═════ Dataset extract

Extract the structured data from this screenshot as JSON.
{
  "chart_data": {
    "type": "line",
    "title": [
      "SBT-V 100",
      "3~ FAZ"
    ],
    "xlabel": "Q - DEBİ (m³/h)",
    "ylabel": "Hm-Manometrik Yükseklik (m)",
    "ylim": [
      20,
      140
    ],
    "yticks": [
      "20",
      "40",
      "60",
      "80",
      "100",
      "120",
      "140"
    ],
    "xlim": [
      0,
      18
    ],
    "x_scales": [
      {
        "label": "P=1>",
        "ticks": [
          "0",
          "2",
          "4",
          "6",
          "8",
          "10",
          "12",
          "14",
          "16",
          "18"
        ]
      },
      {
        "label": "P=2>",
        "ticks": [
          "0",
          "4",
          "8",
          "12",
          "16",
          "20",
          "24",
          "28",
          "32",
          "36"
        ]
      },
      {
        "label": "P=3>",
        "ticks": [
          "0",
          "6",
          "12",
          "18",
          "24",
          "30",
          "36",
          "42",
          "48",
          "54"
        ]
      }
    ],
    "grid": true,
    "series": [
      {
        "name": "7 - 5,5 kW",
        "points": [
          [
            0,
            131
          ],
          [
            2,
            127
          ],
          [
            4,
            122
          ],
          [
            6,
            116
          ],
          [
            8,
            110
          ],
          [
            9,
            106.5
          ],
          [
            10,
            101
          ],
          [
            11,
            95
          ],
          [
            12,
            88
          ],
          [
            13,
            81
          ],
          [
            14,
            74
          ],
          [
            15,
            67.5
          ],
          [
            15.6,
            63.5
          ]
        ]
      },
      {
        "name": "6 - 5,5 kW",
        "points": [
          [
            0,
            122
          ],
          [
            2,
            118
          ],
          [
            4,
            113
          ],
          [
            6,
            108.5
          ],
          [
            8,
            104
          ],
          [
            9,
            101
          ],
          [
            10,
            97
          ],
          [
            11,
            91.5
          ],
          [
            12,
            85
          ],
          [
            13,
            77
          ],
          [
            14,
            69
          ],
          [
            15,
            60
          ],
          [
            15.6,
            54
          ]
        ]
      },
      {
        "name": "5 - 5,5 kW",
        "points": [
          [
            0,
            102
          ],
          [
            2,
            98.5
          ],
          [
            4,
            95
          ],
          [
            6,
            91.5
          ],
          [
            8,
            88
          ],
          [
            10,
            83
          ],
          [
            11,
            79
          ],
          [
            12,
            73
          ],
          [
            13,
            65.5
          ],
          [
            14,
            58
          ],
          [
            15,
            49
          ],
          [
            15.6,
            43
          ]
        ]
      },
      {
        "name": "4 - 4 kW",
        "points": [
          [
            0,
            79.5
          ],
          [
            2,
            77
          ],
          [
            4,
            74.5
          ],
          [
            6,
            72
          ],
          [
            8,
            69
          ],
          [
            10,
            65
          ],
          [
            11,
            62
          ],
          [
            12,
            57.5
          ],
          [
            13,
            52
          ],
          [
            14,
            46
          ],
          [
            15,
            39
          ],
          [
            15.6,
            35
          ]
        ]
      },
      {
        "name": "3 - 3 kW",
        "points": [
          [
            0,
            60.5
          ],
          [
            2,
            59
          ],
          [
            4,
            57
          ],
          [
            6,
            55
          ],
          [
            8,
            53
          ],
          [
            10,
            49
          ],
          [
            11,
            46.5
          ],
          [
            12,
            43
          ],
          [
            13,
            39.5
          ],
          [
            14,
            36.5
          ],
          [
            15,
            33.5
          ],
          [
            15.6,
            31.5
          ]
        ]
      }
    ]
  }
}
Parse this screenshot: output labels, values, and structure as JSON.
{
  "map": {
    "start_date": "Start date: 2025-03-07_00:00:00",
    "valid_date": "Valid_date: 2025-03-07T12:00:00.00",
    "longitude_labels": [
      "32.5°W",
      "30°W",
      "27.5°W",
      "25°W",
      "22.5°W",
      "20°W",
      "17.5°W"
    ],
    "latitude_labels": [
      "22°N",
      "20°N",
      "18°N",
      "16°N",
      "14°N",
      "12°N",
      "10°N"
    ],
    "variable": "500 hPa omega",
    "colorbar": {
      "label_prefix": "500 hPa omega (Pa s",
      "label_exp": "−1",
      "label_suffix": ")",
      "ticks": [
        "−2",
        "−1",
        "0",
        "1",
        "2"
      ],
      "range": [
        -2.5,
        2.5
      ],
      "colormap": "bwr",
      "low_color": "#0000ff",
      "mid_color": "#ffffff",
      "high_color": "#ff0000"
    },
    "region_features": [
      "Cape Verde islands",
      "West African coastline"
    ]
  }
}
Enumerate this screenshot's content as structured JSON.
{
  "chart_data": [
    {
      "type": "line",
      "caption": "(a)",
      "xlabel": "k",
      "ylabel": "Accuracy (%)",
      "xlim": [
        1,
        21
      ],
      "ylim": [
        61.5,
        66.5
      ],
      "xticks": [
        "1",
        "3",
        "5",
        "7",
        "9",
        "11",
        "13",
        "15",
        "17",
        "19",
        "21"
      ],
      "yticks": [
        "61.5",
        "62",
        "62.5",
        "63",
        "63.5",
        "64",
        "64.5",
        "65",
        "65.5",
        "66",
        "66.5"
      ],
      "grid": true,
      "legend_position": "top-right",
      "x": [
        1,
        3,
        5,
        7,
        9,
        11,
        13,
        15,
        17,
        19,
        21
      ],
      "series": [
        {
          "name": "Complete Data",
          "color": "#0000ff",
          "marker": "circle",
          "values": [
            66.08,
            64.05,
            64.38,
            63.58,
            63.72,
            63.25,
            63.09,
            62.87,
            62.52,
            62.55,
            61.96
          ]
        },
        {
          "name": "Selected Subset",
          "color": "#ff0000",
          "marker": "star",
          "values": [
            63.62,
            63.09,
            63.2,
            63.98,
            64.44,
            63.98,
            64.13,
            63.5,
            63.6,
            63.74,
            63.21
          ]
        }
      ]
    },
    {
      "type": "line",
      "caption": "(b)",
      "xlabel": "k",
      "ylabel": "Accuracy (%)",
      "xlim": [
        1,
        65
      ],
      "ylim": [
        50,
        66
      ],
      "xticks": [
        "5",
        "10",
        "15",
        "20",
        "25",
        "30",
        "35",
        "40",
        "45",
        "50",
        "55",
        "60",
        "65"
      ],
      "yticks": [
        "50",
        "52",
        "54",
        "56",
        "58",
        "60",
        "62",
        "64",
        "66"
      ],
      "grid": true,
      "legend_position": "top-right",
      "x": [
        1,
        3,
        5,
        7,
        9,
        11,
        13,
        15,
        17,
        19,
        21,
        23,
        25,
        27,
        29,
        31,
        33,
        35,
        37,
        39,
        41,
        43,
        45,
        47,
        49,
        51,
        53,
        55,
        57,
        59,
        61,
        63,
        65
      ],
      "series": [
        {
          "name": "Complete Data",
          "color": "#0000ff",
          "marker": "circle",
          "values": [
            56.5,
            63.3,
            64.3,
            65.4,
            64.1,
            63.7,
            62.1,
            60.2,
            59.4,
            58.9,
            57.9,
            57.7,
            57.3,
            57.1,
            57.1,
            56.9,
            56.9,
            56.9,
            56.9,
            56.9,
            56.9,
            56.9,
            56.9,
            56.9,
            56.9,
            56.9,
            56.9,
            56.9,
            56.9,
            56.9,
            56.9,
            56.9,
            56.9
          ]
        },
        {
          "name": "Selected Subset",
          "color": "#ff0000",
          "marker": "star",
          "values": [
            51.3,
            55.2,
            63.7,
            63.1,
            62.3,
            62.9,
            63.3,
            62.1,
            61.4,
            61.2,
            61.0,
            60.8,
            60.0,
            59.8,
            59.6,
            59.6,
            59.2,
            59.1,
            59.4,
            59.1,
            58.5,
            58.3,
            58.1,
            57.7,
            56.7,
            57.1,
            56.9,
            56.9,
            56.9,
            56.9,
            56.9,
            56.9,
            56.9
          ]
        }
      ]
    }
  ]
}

══════════

● **Given instruction**: Word for word, write out all of the data above.

● **Exercise solution**:
Extract the structured data from this screenshot as JSON.
{
  "chart_data": {
    "type": "line",
    "title": [
      "SBT-V 100",
      "3~ FAZ"
    ],
    "xlabel": "Q - DEBİ (m³/h)",
    "ylabel": "Hm-Manometrik Yükseklik (m)",
    "ylim": [
      20,
      140
    ],
    "yticks": [
      "20",
      "40",
      "60",
      "80",
      "100",
      "120",
      "140"
    ],
    "xlim": [
      0,
      18
    ],
    "x_scales": [
      {
        "label": "P=1>",
        "ticks": [
          "0",
          "2",
          "4",
          "6",
          "8",
          "10",
          "12",
          "14",
          "16",
          "18"
        ]
      },
      {
        "label": "P=2>",
        "ticks": [
          "0",
          "4",
          "8",
          "12",
          "16",
          "20",
          "24",
          "28",
          "32",
          "36"
        ]
      },
      {
        "label": "P=3>",
        "ticks": [
          "0",
          "6",
          "12",
          "18",
          "24",
          "30",
          "36",
          "42",
          "48",
          "54"
        ]
      }
    ],
    "grid": true,
    "series": [
      {
        "name": "7 - 5,5 kW",
        "points": [
          [
            0,
            131
          ],
          [
            2,
            127
          ],
          [
            4,
            122
          ],
          [
            6,
            116
          ],
          [
            8,
            110
          ],
          [
            9,
            106.5
          ],
          [
            10,
            101
          ],
          [
            11,
            95
          ],
          [
            12,
            88
          ],
          [
            13,
            81
          ],
          [
            14,
            74
          ],
          [
            15,
            67.5
          ],
          [
            15.6,
            63.5
          ]
        ]
      },
      {
        "name": "6 - 5,5 kW",
        "points": [
          [
            0,
            122
          ],
          [
            2,
            118
          ],
          [
            4,
            113
          ],
          [
            6,
            108.5
          ],
          [
            8,
            104
          ],
          [
            9,
            101
          ],
          [
            10,
            97
          ],
          [
            11,
            91.5
          ],
          [
            12,
            85
          ],
          [
            13,
            77
          ],
          [
            14,
            69
          ],
          [
            15,
            60
          ],
          [
            15.6,
            54
          ]
        ]
      },
      {
        "name": "5 - 5,5 kW",
        "points": [
          [
            0,
            102
          ],
          [
            2,
            98.5
          ],
          [
            4,
            95
          ],
          [
            6,
            91.5
          ],
          [
            8,
            88
          ],
          [
            10,
            83
          ],
          [
            11,
            79
          ],
          [
            12,
            73
          ],
          [
            13,
            65.5
          ],
          [
            14,
            58
          ],
          [
            15,
            49
          ],
          [
            15.6,
            43
          ]
        ]
      },
      {
        "name": "4 - 4 kW",
        "points": [
          [
            0,
            79.5
          ],
          [
            2,
            77
          ],
          [
            4,
            74.5
          ],
          [
            6,
            72
          ],
          [
            8,
            69
          ],
          [
            10,
            65
          ],
          [
            11,
            62
          ],
          [
            12,
            57.5
          ],
          [
            13,
            52
          ],
          [
            14,
            46
          ],
          [
            15,
            39
          ],
          [
            15.6,
            35
          ]
        ]
      },
      {
        "name": "3 - 3 kW",
        "points": [
          [
            0,
            60.5
          ],
          [
            2,
            59
          ],
          [
            4,
            57
          ],
          [
            6,
            55
          ],
          [
            8,
            53
          ],
          [
            10,
            49
          ],
          [
            11,
            46.5
          ],
          [
            12,
            43
          ],
          [
            13,
            39.5
          ],
          [
            14,
            36.5
          ],
          [
            15,
            33.5
          ],
          [
            15.6,
            31.5
          ]
        ]
      }
    ]
  }
}
Parse this screenshot: output labels, values, and structure as JSON.
{
  "map": {
    "start_date": "Start date: 2025-03-07_00:00:00",
    "valid_date": "Valid_date: 2025-03-07T12:00:00.00",
    "longitude_labels": [
      "32.5°W",
      "30°W",
      "27.5°W",
      "25°W",
      "22.5°W",
      "20°W",
      "17.5°W"
    ],
    "latitude_labels": [
      "22°N",
      "20°N",
      "18°N",
      "16°N",
      "14°N",
      "12°N",
      "10°N"
    ],
    "variable": "500 hPa omega",
    "colorbar": {
      "label_prefix": "500 hPa omega (Pa s",
      "label_exp": "−1",
      "label_suffix": ")",
      "ticks": [
        "−2",
        "−1",
        "0",
        "1",
        "2"
      ],
      "range": [
        -2.5,
        2.5
      ],
      "colormap": "bwr",
      "low_color": "#0000ff",
      "mid_color": "#ffffff",
      "high_color": "#ff0000"
    },
    "region_features": [
      "Cape Verde islands",
      "West African coastline"
    ]
  }
}
Enumerate this screenshot's content as structured JSON.
{
  "chart_data": [
    {
      "type": "line",
      "caption": "(a)",
      "xlabel": "k",
      "ylabel": "Accuracy (%)",
      "xlim": [
        1,
        21
      ],
      "ylim": [
        61.5,
        66.5
      ],
      "xticks": [
        "1",
        "3",
        "5",
        "7",
        "9",
        "11",
        "13",
        "15",
        "17",
        "19",
        "21"
      ],
      "yticks": [
        "61.5",
        "62",
        "62.5",
        "63",
        "63.5",
        "64",
        "64.5",
        "65",
        "65.5",
        "66",
        "66.5"
      ],
      "grid": true,
      "legend_position": "top-right",
      "x": [
        1,
        3,
        5,
        7,
        9,
        11,
        13,
        15,
        17,
        19,
        21
      ],
      "series": [
        {
          "name": "Complete Data",
          "color": "#0000ff",
          "marker": "circle",
          "values": [
            66.08,
            64.05,
            64.38,
            63.58,
            63.72,
            63.25,
            63.09,
            62.87,
            62.52,
            62.55,
            61.96
          ]
        },
        {
          "name": "Selected Subset",
          "color": "#ff0000",
          "marker": "star",
          "values": [
            63.62,
            63.09,
            63.2,
            63.98,
            64.44,
            63.98,
            64.13,
            63.5,
            63.6,
            63.74,
            63.21
          ]
        }
      ]
    },
    {
      "type": "line",
      "caption": "(b)",
      "xlabel": "k",
      "ylabel": "Accuracy (%)",
      "xlim": [
        1,
        65
      ],
      "ylim": [
        50,
        66
      ],
      "xticks": [
        "5",
        "10",
        "15",
        "20",
        "25",
        "30",
        "35",
        "40",
        "45",
        "50",
        "55",
        "60",
        "65"
      ],
      "yticks": [
        "50",
        "52",
        "54",
        "56",
        "58",
        "60",
        "62",
        "64",
        "66"
      ],
      "grid": true,
      "legend_position": "top-right",
      "x": [
        1,
        3,
        5,
        7,
        9,
        11,
        13,
        15,
        17,
        19,
        21,
        23,
        25,
        27,
        29,
        31,
        33,
        35,
        37,
        39,
        41,
        43,
        45,
        47,
        49,
        51,
        53,
        55,
        57,
        59,
        61,
        63,
        65
      ],
      "series": [
        {
          "name": "Complete Data",
          "color": "#0000ff",
          "marker": "circle",
          "values": [
            56.5,
            63.3,
            64.3,
            65.4,
            64.1,
            63.7,
            62.1,
            60.2,
            59.4,
            58.9,
            57.9,
            57.7,
            57.3,
            57.1,
            57.1,
            56.9,
            56.9,
            56.9,
            56.9,
            56.9,
            56.9,
            56.9,
            56.9,
            56.9,
            56.9,
            56.9,
            56.9,
            56.9,
            56.9,
            56.9,
            56.9,
            56.9,
            56.9
          ]
        },
        {
          "name": "Selected Subset",
          "color": "#ff0000",
          "marker": "star",
          "values": [
            51.3,
            55.2,
            63.7,
            63.1,
            62.3,
            62.9,
            63.3,
            62.1,
            61.4,
            61.2,
            61.0,
            60.8,
            60.0,
            59.8,
            59.6,
            59.6,
            59.2,
            59.1,
            59.4,
            59.1,
            58.5,
            58.3,
            58.1,
            57.7,
            56.7,
            57.1,
            56.9,
            56.9,
            56.9,
            56.9,
            56.9,
            56.9,
            56.9
          ]
        }
      ]
    }
  ]
}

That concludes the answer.